Instructions to follow
Work out how many lines of the records contain "Mitte". Answer with the number and nothing else.

Saved entries

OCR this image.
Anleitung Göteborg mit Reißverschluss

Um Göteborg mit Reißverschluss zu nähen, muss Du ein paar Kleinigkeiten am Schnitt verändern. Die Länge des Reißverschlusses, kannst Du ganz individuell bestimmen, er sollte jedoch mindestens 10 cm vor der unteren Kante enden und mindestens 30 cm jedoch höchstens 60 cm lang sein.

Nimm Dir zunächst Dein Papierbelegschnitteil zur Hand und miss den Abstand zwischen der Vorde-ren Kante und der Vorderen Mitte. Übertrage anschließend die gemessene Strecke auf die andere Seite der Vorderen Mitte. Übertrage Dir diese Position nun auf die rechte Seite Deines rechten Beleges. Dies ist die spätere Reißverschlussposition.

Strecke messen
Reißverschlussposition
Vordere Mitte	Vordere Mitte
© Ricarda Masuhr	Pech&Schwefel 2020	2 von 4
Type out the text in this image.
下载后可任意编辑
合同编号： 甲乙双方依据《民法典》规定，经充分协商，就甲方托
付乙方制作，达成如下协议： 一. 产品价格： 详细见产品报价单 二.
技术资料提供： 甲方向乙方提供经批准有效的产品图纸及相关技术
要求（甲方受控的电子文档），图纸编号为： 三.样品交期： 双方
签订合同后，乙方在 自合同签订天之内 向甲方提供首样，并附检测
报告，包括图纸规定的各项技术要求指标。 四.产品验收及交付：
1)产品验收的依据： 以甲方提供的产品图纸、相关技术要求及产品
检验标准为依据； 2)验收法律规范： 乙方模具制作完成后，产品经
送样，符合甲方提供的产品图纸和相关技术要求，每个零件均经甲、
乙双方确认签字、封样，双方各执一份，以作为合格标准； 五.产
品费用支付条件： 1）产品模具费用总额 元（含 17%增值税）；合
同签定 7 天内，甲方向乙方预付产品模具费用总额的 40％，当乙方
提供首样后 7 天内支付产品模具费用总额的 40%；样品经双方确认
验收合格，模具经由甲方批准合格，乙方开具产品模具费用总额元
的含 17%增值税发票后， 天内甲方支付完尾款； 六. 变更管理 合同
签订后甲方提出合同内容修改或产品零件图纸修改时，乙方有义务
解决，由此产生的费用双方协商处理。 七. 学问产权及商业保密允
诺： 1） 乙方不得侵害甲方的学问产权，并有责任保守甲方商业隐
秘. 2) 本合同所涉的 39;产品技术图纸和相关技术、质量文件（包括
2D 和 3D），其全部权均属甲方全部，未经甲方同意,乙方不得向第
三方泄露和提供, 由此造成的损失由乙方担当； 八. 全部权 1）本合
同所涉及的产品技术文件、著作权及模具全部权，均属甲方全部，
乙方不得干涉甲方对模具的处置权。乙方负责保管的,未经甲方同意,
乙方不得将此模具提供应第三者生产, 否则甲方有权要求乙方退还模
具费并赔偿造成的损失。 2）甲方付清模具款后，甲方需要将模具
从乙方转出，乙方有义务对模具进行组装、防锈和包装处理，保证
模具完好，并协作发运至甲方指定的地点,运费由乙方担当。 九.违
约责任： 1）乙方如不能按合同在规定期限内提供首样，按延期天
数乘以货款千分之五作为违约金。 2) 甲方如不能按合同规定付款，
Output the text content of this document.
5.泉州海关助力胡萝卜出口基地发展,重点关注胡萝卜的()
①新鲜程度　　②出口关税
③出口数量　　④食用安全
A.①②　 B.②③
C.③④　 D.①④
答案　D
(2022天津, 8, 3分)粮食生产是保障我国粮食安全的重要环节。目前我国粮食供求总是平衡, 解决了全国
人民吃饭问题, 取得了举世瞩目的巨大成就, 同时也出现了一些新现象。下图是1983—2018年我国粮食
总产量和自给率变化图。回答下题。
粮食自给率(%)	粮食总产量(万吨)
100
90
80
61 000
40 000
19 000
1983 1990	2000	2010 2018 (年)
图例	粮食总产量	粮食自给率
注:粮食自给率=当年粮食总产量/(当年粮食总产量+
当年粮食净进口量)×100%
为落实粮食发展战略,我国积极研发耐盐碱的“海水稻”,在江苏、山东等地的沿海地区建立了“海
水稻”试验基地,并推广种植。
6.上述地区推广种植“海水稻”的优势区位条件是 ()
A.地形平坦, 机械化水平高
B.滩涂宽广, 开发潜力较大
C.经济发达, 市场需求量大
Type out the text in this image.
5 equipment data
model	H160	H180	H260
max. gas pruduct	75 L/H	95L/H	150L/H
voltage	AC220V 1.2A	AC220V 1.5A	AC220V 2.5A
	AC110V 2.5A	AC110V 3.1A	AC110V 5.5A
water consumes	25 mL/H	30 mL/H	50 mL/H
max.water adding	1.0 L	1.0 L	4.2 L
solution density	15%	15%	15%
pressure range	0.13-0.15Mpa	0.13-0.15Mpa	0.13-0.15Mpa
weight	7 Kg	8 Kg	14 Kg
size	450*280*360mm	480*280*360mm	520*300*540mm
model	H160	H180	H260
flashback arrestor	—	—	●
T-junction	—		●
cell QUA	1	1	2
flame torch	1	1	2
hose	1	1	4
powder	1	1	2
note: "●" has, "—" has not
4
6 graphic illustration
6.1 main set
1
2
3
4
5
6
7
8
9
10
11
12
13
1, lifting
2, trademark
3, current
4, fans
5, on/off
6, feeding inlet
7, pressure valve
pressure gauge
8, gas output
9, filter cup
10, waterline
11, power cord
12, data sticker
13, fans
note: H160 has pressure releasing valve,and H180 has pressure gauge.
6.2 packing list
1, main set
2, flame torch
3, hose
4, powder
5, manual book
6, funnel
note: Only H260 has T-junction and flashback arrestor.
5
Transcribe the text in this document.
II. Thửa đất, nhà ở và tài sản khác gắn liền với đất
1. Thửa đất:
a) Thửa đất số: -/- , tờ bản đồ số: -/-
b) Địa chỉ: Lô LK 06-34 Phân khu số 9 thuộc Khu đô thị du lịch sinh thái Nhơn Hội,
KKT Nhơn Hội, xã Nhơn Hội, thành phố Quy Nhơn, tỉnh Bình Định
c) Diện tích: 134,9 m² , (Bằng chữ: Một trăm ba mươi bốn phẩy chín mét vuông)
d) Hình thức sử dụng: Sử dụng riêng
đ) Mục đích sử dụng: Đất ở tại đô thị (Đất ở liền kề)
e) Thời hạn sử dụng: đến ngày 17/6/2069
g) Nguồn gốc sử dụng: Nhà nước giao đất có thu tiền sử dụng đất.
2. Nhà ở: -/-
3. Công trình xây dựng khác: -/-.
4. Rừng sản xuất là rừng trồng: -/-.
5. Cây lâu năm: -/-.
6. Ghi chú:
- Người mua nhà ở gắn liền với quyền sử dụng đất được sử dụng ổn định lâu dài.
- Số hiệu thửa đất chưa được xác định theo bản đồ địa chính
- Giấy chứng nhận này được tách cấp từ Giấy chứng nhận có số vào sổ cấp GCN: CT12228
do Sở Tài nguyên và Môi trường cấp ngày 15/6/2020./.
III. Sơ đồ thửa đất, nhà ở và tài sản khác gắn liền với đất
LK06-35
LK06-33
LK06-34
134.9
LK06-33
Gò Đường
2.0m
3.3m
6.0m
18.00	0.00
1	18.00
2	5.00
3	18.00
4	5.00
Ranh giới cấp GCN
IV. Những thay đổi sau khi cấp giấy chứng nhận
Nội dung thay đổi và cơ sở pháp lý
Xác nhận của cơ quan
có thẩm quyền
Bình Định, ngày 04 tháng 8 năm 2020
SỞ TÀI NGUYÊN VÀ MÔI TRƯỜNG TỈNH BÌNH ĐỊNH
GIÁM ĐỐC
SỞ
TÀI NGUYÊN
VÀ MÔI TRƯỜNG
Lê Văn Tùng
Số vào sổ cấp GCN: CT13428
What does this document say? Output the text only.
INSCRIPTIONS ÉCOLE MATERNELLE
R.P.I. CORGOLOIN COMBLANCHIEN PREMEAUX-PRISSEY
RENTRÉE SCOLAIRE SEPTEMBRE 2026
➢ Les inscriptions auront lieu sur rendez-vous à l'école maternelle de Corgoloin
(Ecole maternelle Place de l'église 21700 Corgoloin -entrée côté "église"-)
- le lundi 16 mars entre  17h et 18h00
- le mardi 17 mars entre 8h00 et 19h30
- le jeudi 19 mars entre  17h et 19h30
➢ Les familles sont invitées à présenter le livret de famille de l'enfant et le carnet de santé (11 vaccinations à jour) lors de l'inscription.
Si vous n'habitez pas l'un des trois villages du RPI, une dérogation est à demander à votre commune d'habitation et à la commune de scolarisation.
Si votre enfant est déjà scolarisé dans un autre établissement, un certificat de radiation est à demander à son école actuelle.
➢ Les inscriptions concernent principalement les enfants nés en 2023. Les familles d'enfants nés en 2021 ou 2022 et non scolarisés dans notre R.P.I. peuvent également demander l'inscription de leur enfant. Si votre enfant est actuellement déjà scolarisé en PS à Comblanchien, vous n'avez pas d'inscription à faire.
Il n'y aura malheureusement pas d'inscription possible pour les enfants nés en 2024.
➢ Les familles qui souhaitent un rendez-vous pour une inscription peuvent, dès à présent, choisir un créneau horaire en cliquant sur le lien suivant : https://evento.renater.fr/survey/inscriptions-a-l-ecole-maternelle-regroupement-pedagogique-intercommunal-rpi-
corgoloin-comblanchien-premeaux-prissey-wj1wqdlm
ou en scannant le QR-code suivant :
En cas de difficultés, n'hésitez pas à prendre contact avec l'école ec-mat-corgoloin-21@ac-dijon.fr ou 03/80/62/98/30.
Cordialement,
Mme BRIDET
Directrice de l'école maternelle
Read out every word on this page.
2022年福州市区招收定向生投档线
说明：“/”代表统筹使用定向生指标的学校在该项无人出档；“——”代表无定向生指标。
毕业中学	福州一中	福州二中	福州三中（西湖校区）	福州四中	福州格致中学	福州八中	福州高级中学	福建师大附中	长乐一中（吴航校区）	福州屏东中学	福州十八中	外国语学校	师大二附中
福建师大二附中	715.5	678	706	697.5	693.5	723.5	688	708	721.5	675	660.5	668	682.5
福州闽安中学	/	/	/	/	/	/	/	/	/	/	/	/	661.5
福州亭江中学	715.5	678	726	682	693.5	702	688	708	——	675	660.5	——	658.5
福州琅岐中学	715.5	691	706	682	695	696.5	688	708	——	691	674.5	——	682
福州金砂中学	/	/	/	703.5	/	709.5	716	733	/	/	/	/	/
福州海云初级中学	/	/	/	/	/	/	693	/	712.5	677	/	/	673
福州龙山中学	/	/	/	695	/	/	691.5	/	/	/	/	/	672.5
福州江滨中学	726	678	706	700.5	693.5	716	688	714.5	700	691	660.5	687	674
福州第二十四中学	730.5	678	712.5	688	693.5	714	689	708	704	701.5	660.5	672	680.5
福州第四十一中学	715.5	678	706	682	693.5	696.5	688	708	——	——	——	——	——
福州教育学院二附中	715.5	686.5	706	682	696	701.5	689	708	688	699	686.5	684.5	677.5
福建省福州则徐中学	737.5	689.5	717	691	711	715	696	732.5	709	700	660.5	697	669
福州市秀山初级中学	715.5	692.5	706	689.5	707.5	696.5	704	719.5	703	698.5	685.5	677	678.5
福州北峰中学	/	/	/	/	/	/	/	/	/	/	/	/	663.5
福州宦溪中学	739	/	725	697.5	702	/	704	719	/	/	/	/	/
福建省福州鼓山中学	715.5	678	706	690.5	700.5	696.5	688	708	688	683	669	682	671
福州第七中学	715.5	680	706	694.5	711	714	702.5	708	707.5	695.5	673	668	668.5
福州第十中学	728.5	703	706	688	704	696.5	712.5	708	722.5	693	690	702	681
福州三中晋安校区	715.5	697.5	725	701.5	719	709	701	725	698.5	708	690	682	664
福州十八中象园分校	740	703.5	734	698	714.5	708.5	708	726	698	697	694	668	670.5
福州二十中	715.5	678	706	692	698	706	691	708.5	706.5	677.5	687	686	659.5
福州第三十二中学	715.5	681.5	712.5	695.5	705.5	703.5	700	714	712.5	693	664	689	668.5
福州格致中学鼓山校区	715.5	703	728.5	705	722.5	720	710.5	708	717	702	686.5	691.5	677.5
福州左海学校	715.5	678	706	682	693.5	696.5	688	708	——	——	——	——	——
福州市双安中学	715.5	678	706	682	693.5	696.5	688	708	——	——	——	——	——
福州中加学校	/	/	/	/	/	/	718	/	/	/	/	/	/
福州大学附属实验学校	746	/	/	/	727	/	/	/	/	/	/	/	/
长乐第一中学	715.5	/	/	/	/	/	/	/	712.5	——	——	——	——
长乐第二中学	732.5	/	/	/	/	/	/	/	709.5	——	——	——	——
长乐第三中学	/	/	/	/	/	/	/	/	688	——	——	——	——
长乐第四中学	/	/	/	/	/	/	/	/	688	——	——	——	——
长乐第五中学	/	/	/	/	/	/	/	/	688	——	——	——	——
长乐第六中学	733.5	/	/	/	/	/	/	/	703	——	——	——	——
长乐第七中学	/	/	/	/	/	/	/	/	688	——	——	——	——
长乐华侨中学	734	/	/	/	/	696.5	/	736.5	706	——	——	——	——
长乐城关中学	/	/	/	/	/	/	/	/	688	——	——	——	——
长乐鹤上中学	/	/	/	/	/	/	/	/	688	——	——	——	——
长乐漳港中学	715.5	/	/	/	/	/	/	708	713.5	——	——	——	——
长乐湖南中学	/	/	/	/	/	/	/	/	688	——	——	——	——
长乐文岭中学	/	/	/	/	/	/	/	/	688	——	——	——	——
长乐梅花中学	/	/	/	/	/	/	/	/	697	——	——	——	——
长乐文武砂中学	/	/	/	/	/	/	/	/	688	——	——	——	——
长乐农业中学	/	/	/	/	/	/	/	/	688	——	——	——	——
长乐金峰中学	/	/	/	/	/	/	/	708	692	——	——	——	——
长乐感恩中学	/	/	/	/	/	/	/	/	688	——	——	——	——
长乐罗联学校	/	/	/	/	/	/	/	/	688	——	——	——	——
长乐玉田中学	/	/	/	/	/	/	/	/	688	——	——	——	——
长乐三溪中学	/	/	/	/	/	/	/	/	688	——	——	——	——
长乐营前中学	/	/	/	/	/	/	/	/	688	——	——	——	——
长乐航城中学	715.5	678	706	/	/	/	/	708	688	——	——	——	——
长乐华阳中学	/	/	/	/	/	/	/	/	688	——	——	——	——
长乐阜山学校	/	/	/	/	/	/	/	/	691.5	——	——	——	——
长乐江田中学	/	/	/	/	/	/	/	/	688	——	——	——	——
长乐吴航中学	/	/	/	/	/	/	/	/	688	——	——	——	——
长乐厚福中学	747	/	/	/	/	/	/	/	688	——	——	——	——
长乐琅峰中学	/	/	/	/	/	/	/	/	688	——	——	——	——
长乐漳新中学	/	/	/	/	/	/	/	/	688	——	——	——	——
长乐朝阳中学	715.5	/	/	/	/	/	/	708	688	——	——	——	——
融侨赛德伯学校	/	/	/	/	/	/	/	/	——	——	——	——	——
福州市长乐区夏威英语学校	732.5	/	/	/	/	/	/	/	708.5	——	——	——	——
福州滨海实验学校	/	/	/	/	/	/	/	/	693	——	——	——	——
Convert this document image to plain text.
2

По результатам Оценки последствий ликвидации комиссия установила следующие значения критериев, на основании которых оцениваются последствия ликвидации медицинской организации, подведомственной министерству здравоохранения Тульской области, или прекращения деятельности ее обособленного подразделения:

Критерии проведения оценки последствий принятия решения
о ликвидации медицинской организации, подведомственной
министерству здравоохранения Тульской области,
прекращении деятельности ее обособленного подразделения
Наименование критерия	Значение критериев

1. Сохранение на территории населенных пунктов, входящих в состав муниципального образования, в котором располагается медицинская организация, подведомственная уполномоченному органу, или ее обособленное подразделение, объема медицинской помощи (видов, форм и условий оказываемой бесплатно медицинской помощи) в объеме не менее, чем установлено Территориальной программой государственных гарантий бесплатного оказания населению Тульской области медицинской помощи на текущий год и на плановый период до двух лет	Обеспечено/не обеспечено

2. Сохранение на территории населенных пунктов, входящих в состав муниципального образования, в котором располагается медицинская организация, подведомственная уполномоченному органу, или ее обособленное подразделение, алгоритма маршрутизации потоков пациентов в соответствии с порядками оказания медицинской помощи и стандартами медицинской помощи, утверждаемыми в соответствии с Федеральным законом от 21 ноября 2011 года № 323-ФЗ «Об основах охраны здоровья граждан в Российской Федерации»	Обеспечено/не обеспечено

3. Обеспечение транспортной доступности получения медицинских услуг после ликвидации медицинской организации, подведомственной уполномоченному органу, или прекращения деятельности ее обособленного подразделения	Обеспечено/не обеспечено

Solution to the exercise
2